● LISTING
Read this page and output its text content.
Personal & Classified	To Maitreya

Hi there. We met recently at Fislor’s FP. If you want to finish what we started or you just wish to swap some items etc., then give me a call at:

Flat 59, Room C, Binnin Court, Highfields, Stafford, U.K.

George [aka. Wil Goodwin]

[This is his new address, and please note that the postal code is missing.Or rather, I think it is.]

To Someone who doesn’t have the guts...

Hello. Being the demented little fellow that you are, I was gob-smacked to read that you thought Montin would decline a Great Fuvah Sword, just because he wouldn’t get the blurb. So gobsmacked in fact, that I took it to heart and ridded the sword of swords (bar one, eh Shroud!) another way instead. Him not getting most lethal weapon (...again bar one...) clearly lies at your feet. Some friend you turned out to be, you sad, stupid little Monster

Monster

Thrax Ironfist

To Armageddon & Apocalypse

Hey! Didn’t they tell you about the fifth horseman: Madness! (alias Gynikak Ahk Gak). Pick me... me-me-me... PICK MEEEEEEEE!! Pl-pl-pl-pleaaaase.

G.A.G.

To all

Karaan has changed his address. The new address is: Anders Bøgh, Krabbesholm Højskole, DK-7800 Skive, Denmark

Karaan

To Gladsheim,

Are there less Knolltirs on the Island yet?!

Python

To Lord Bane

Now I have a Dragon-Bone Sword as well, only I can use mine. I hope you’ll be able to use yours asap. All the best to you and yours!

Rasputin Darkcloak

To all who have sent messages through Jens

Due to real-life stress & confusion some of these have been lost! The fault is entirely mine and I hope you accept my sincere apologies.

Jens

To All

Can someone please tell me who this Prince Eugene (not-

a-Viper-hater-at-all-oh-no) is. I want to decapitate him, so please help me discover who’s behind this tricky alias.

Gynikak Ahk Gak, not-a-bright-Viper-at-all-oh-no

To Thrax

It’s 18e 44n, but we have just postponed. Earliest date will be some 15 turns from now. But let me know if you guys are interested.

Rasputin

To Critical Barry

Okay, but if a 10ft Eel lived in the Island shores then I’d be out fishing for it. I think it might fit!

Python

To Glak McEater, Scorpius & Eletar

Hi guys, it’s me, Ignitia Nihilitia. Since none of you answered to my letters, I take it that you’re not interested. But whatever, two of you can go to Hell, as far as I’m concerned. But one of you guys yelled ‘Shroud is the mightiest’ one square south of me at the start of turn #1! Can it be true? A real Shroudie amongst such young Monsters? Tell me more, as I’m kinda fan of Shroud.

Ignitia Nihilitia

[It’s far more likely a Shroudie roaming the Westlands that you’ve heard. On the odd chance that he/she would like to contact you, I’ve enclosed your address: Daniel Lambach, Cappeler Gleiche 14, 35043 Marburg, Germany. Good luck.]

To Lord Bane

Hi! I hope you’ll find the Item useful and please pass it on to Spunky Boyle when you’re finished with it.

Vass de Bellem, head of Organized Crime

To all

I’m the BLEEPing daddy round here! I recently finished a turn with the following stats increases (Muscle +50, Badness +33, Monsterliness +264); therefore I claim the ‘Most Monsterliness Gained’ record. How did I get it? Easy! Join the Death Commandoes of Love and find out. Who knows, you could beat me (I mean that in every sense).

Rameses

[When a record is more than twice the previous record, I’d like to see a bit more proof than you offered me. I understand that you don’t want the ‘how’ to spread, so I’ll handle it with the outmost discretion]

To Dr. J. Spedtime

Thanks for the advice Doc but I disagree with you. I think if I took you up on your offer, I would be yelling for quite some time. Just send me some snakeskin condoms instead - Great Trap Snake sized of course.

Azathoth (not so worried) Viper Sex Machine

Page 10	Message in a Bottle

● WRITTEN PROBLEM
Quote the whole listing above, leaving nothing out.

● SOLUTION TO THIS PROBLEM
Read this page and output its text content.
Personal & Classified	To Maitreya

Hi there. We met recently at Fislor’s FP. If you want to finish what we started or you just wish to swap some items etc., then give me a call at:

Flat 59, Room C, Binnin Court, Highfields, Stafford, U.K.

George [aka. Wil Goodwin]

[This is his new address, and please note that the postal code is missing.Or rather, I think it is.]

To Someone who doesn’t have the guts...

Hello. Being the demented little fellow that you are, I was gob-smacked to read that you thought Montin would decline a Great Fuvah Sword, just because he wouldn’t get the blurb. So gobsmacked in fact, that I took it to heart and ridded the sword of swords (bar one, eh Shroud!) another way instead. Him not getting most lethal weapon (...again bar one...) clearly lies at your feet. Some friend you turned out to be, you sad, stupid little Monster

Monster

Thrax Ironfist

To Armageddon & Apocalypse

Hey! Didn’t they tell you about the fifth horseman: Madness! (alias Gynikak Ahk Gak). Pick me... me-me-me... PICK MEEEEEEEE!! Pl-pl-pl-pleaaaase.

G.A.G.

To all

Karaan has changed his address. The new address is: Anders Bøgh, Krabbesholm Højskole, DK-7800 Skive, Denmark

Karaan

To Gladsheim,

Are there less Knolltirs on the Island yet?!

Python

To Lord Bane

Now I have a Dragon-Bone Sword as well, only I can use mine. I hope you’ll be able to use yours asap. All the best to you and yours!

Rasputin Darkcloak

To all who have sent messages through Jens

Due to real-life stress & confusion some of these have been lost! The fault is entirely mine and I hope you accept my sincere apologies.

Jens

To All

Can someone please tell me who this Prince Eugene (not-

a-Viper-hater-at-all-oh-no) is. I want to decapitate him, so please help me discover who’s behind this tricky alias.

Gynikak Ahk Gak, not-a-bright-Viper-at-all-oh-no

To Thrax

It’s 18e 44n, but we have just postponed. Earliest date will be some 15 turns from now. But let me know if you guys are interested.

Rasputin

To Critical Barry

Okay, but if a 10ft Eel lived in the Island shores then I’d be out fishing for it. I think it might fit!

Python

To Glak McEater, Scorpius & Eletar

Hi guys, it’s me, Ignitia Nihilitia. Since none of you answered to my letters, I take it that you’re not interested. But whatever, two of you can go to Hell, as far as I’m concerned. But one of you guys yelled ‘Shroud is the mightiest’ one square south of me at the start of turn #1! Can it be true? A real Shroudie amongst such young Monsters? Tell me more, as I’m kinda fan of Shroud.

Ignitia Nihilitia

[It’s far more likely a Shroudie roaming the Westlands that you’ve heard. On the odd chance that he/she would like to contact you, I’ve enclosed your address: Daniel Lambach, Cappeler Gleiche 14, 35043 Marburg, Germany. Good luck.]

To Lord Bane

Hi! I hope you’ll find the Item useful and please pass it on to Spunky Boyle when you’re finished with it.

Vass de Bellem, head of Organized Crime

To all

I’m the BLEEPing daddy round here! I recently finished a turn with the following stats increases (Muscle +50, Badness +33, Monsterliness +264); therefore I claim the ‘Most Monsterliness Gained’ record. How did I get it? Easy! Join the Death Commandoes of Love and find out. Who knows, you could beat me (I mean that in every sense).

Rameses

[When a record is more than twice the previous record, I’d like to see a bit more proof than you offered me. I understand that you don’t want the ‘how’ to spread, so I’ll handle it with the outmost discretion]

To Dr. J. Spedtime

Thanks for the advice Doc but I disagree with you. I think if I took you up on your offer, I would be yelling for quite some time. Just send me some snakeskin condoms instead - Great Trap Snake sized of course.

Azathoth (not so worried) Viper Sex Machine

Page 10	Message in a Bottle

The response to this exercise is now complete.